▶ _Extracted material_

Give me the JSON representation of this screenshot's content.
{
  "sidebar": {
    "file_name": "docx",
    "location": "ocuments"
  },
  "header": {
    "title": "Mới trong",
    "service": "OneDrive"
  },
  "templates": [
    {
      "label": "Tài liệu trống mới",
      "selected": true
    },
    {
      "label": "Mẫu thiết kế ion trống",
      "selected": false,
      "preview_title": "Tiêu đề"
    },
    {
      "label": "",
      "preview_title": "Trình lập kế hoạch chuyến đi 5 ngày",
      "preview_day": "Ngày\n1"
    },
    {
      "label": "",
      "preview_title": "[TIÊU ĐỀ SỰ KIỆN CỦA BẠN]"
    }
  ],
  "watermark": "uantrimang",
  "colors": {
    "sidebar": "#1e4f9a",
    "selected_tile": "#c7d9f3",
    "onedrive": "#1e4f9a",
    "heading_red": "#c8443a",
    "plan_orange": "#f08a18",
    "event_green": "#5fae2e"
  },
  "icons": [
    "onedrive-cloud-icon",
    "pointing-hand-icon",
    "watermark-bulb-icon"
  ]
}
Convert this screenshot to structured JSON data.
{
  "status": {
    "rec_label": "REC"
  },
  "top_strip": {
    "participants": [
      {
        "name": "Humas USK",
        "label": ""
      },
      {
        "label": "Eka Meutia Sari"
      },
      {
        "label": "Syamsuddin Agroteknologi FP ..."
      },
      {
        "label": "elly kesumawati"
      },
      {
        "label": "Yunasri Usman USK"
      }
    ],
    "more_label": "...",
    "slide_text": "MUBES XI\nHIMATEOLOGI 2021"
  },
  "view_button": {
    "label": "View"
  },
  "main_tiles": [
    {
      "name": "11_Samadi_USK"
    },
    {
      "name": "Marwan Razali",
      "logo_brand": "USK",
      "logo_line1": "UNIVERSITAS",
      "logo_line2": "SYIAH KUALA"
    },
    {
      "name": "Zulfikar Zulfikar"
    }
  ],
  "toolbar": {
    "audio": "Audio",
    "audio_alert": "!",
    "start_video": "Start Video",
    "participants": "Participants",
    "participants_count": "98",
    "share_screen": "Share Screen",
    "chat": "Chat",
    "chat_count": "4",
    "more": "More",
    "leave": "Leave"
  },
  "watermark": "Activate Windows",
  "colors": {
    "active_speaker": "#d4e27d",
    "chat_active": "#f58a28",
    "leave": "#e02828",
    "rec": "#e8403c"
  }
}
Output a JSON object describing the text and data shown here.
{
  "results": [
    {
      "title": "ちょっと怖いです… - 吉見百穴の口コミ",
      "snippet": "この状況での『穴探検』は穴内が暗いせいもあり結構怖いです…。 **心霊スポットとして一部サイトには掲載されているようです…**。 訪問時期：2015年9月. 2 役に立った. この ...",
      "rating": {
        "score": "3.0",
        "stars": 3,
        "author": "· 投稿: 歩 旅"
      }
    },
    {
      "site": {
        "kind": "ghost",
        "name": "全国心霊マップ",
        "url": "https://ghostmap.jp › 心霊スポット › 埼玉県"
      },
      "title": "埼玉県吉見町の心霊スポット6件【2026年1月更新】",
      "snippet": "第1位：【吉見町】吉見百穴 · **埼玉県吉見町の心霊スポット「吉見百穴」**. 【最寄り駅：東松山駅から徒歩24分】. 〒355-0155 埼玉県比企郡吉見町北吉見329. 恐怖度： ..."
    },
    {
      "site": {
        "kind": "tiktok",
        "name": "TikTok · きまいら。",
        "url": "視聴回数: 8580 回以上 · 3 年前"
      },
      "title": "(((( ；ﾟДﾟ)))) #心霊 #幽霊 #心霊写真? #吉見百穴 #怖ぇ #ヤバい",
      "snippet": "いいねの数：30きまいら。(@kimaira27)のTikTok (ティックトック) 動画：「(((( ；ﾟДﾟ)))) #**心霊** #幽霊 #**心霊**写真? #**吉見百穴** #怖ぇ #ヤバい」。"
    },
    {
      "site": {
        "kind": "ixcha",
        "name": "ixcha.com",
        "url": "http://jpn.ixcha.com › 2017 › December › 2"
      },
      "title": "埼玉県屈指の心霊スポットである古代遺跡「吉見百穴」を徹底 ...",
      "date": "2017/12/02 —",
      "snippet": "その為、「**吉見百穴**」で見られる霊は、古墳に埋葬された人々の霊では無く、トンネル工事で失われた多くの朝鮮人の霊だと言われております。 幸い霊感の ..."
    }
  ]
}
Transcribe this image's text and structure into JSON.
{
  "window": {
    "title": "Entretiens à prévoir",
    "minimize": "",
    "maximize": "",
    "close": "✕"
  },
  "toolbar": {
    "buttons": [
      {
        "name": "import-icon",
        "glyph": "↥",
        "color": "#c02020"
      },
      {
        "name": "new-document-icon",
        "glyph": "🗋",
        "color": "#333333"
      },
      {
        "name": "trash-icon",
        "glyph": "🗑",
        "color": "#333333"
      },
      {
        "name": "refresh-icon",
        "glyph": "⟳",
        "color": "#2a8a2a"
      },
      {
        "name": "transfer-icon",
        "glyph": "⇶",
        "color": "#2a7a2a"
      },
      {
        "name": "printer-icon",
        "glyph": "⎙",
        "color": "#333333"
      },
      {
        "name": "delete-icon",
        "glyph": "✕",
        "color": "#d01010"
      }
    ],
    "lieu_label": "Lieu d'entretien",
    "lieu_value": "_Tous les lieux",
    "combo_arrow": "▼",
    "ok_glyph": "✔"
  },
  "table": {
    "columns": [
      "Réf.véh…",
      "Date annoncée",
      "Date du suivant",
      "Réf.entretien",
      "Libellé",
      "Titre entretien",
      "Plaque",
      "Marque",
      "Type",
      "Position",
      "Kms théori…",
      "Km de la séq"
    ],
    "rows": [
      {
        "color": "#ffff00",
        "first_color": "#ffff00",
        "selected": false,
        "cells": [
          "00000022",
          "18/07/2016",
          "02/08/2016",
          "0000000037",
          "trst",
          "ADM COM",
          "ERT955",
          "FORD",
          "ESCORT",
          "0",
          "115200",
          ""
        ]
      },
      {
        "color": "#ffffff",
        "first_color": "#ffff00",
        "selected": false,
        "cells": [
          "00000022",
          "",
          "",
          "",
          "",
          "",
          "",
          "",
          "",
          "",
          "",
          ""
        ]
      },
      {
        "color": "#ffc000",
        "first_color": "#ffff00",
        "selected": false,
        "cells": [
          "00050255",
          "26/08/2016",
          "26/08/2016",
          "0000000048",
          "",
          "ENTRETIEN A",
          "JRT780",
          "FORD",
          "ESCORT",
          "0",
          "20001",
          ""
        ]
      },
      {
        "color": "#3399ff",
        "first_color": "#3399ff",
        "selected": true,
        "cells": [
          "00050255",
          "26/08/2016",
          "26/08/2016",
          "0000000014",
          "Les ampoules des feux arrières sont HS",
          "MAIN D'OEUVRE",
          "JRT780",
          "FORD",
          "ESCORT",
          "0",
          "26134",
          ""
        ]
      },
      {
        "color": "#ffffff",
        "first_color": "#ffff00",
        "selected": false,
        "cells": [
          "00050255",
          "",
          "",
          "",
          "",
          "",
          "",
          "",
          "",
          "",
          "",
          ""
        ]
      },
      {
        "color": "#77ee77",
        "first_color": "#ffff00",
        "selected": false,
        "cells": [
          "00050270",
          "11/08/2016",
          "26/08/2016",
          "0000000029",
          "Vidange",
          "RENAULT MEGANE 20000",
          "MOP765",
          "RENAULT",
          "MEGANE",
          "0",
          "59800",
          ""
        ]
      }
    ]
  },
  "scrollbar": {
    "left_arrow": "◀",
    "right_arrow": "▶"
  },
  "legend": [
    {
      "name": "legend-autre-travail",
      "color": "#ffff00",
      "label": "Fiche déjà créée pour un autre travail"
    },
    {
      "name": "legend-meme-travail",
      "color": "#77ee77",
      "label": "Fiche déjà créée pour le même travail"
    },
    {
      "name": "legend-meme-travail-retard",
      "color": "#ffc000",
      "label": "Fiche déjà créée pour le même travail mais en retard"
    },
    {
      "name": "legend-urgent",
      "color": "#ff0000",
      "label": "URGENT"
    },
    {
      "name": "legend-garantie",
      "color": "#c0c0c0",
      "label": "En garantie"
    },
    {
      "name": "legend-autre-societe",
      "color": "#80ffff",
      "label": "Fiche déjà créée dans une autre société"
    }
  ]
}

▶ _Required work_
Go over the records above and tally each line that includes "data". Give the total by itself.

▶ _Result of this task_
2